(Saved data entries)
** start **
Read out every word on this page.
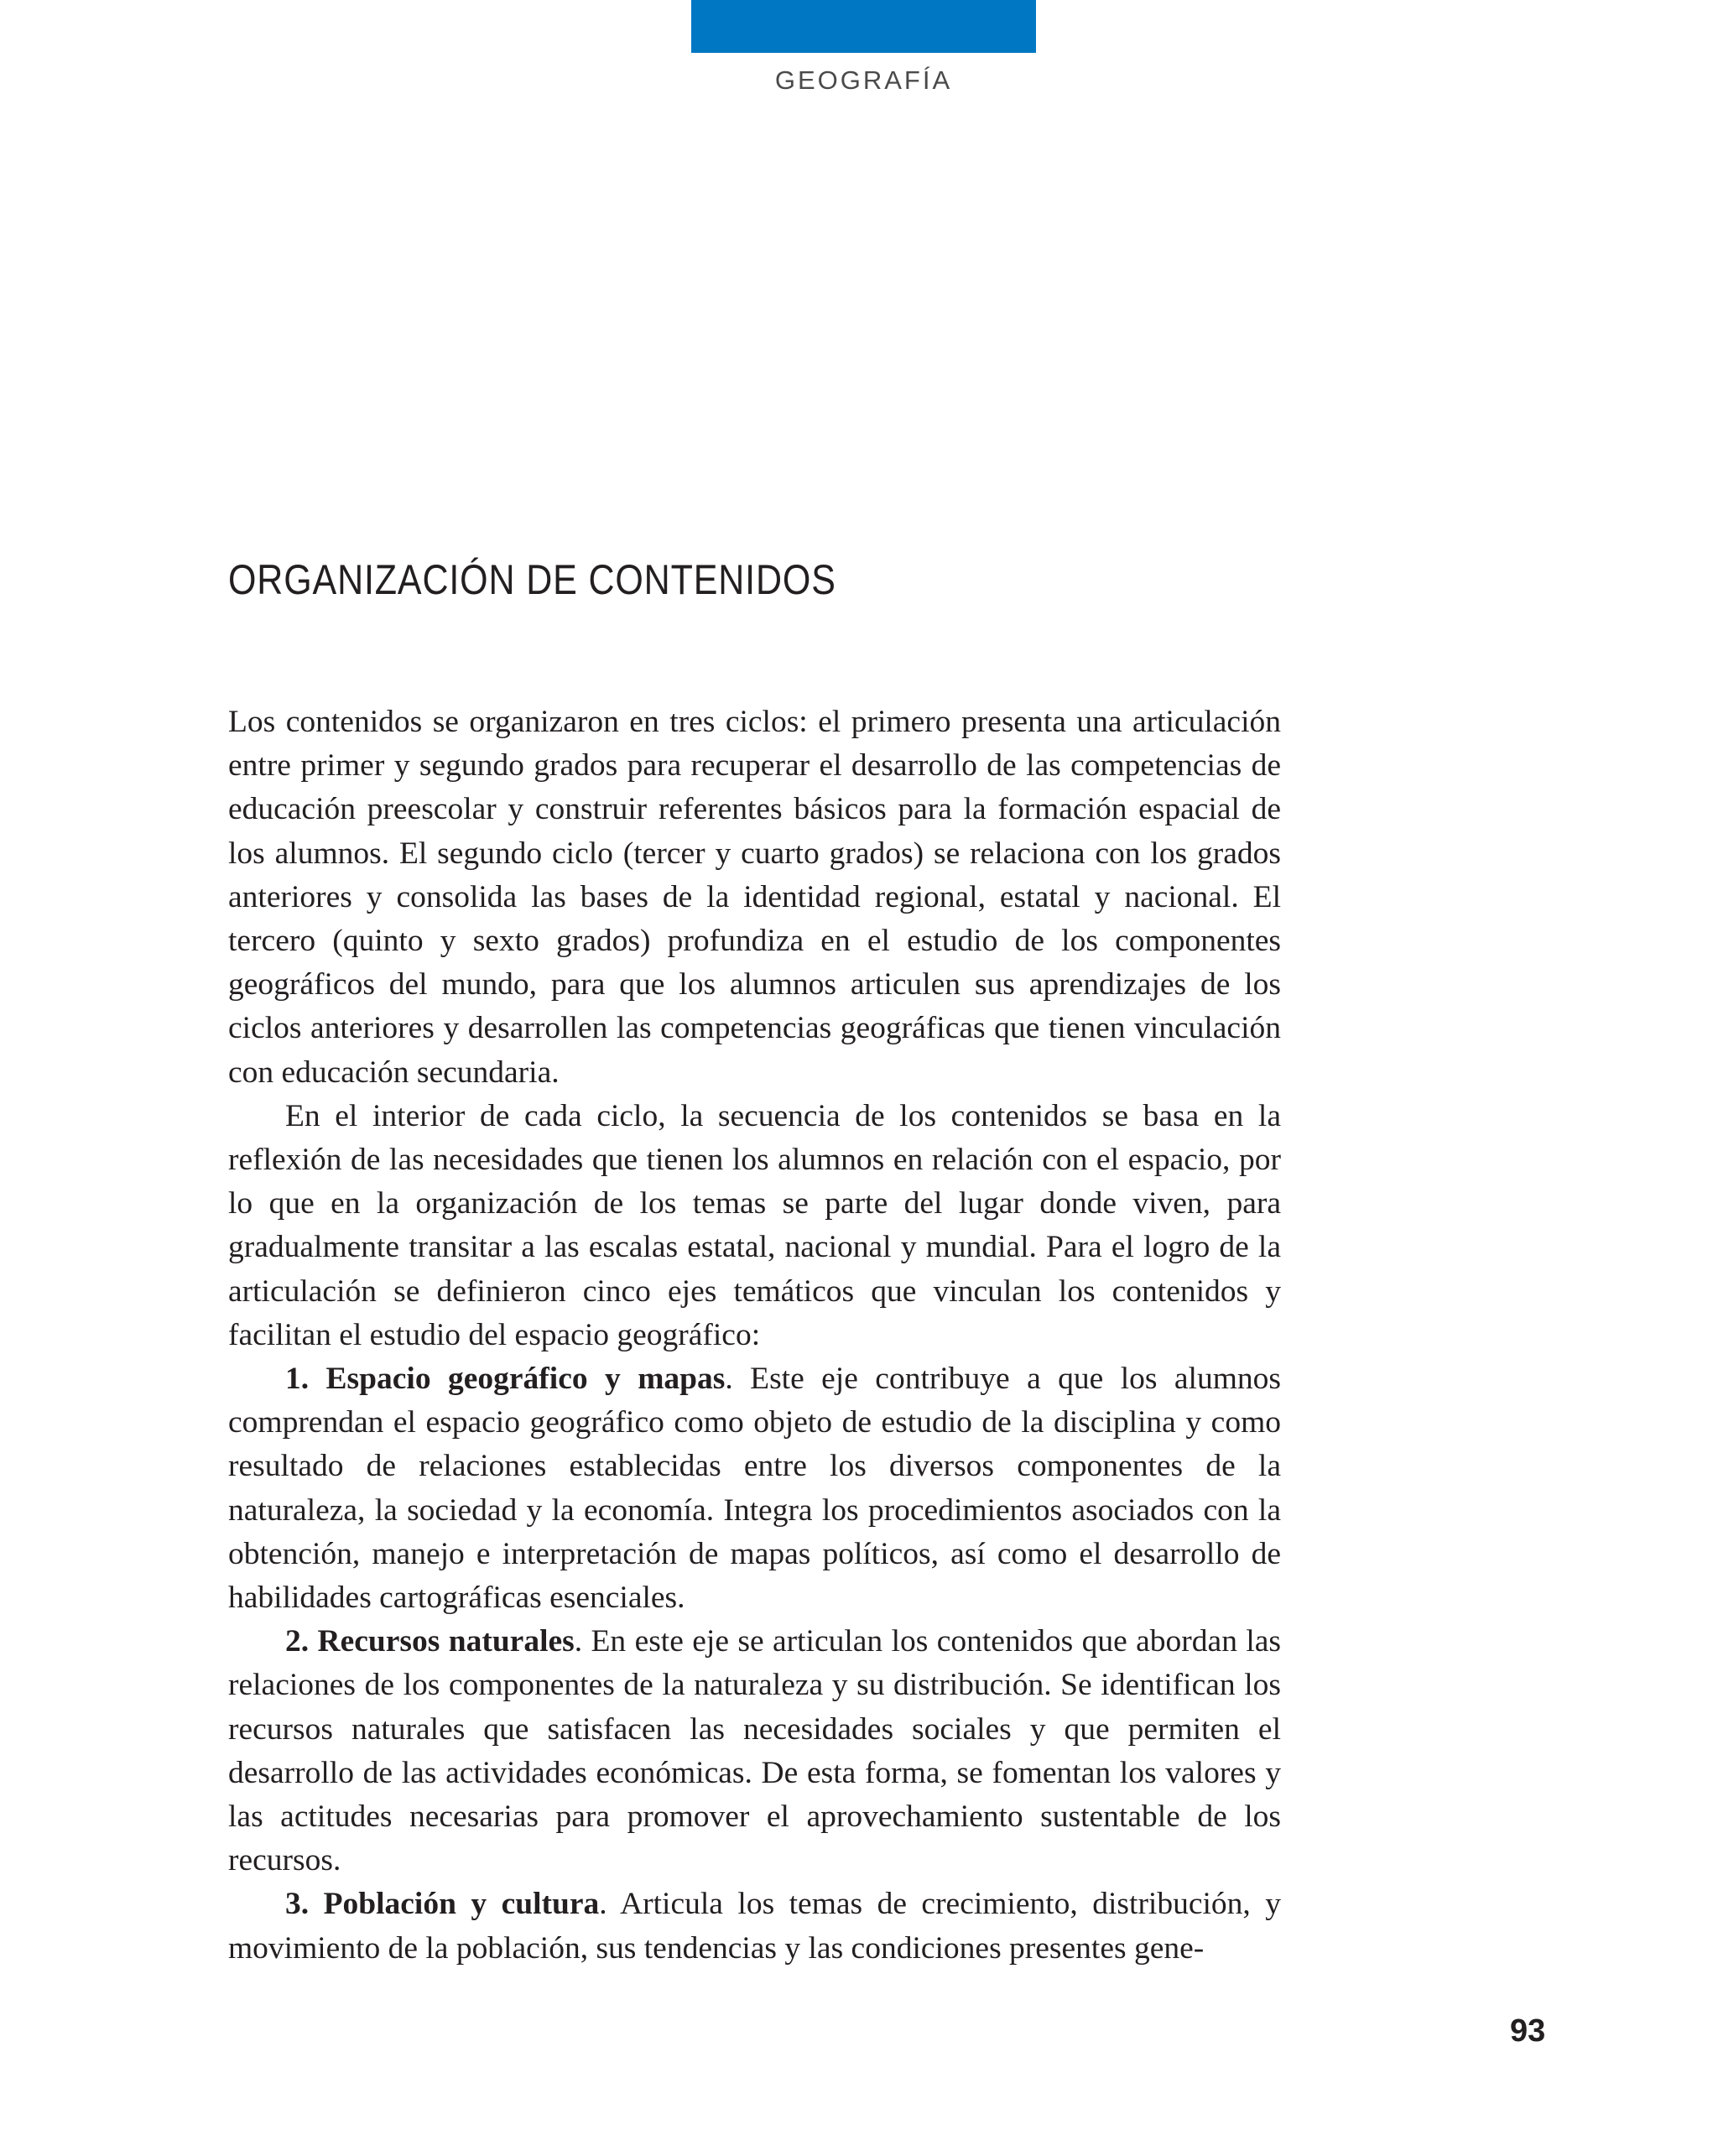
GEOGRAFÍA
ORGANIZACIÓN DE CONTENIDOS

Los contenidos se organizaron en tres ciclos: el primero presenta una articulación entre primer y segundo grados para recuperar el desarrollo de las competencias de educación preescolar y construir referentes básicos para la formación espacial de los alumnos. El segundo ciclo (tercer y cuarto grados) se relaciona con los grados anteriores y consolida las bases de la identidad regional, estatal y nacional. El tercero (quinto y sexto grados) profundiza en el estudio de los componentes geográficos del mundo, para que los alumnos articulen sus aprendizajes de los ciclos anteriores y desarrollen las competencias geográficas que tienen vinculación con educación secundaria.

En el interior de cada ciclo, la secuencia de los contenidos se basa en la reflexión de las necesidades que tienen los alumnos en relación con el espacio, por lo que en la organización de los temas se parte del lugar donde viven, para gradualmente transitar a las escalas estatal, nacional y mundial. Para el logro de la articulación se definieron cinco ejes temáticos que vinculan los contenidos y facilitan el estudio del espacio geográfico:

1. Espacio geográfico y mapas. Este eje contribuye a que los alumnos comprendan el espacio geográfico como objeto de estudio de la disciplina y como resultado de relaciones establecidas entre los diversos componentes de la naturaleza, la sociedad y la economía. Integra los procedimientos asociados con la obtención, manejo e interpretación de mapas políticos, así como el desarrollo de habilidades cartográficas esenciales.

2. Recursos naturales. En este eje se articulan los contenidos que abordan las relaciones de los componentes de la naturaleza y su distribución. Se identifican los recursos naturales que satisfacen las necesidades sociales y que permiten el desarrollo de las actividades económicas. De esta forma, se fomentan los valores y las actitudes necesarias para promover el aprovechamiento sustentable de los recursos.

3. Población y cultura. Articula los temas de crecimiento, distribución, y movimiento de la población, sus tendencias y las condiciones presentes gene-

93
** end **
Copy out all of the data word for word. Do not carry over any picture.

Read out every word on this page.
GEOGRAFÍA
ORGANIZACIÓN DE CONTENIDOS

Los contenidos se organizaron en tres ciclos: el primero presenta una articulación entre primer y segundo grados para recuperar el desarrollo de las competencias de educación preescolar y construir referentes básicos para la formación espacial de los alumnos. El segundo ciclo (tercer y cuarto grados) se relaciona con los grados anteriores y consolida las bases de la identidad regional, estatal y nacional. El tercero (quinto y sexto grados) profundiza en el estudio de los componentes geográficos del mundo, para que los alumnos articulen sus aprendizajes de los ciclos anteriores y desarrollen las competencias geográficas que tienen vinculación con educación secundaria.

En el interior de cada ciclo, la secuencia de los contenidos se basa en la reflexión de las necesidades que tienen los alumnos en relación con el espacio, por lo que en la organización de los temas se parte del lugar donde viven, para gradualmente transitar a las escalas estatal, nacional y mundial. Para el logro de la articulación se definieron cinco ejes temáticos que vinculan los contenidos y facilitan el estudio del espacio geográfico:

1. Espacio geográfico y mapas. Este eje contribuye a que los alumnos comprendan el espacio geográfico como objeto de estudio de la disciplina y como resultado de relaciones establecidas entre los diversos componentes de la naturaleza, la sociedad y la economía. Integra los procedimientos asociados con la obtención, manejo e interpretación de mapas políticos, así como el desarrollo de habilidades cartográficas esenciales.

2. Recursos naturales. En este eje se articulan los contenidos que abordan las relaciones de los componentes de la naturaleza y su distribución. Se identifican los recursos naturales que satisfacen las necesidades sociales y que permiten el desarrollo de las actividades económicas. De esta forma, se fomentan los valores y las actitudes necesarias para promover el aprovechamiento sustentable de los recursos.

3. Población y cultura. Articula los temas de crecimiento, distribución, y movimiento de la población, sus tendencias y las condiciones presentes gene-

93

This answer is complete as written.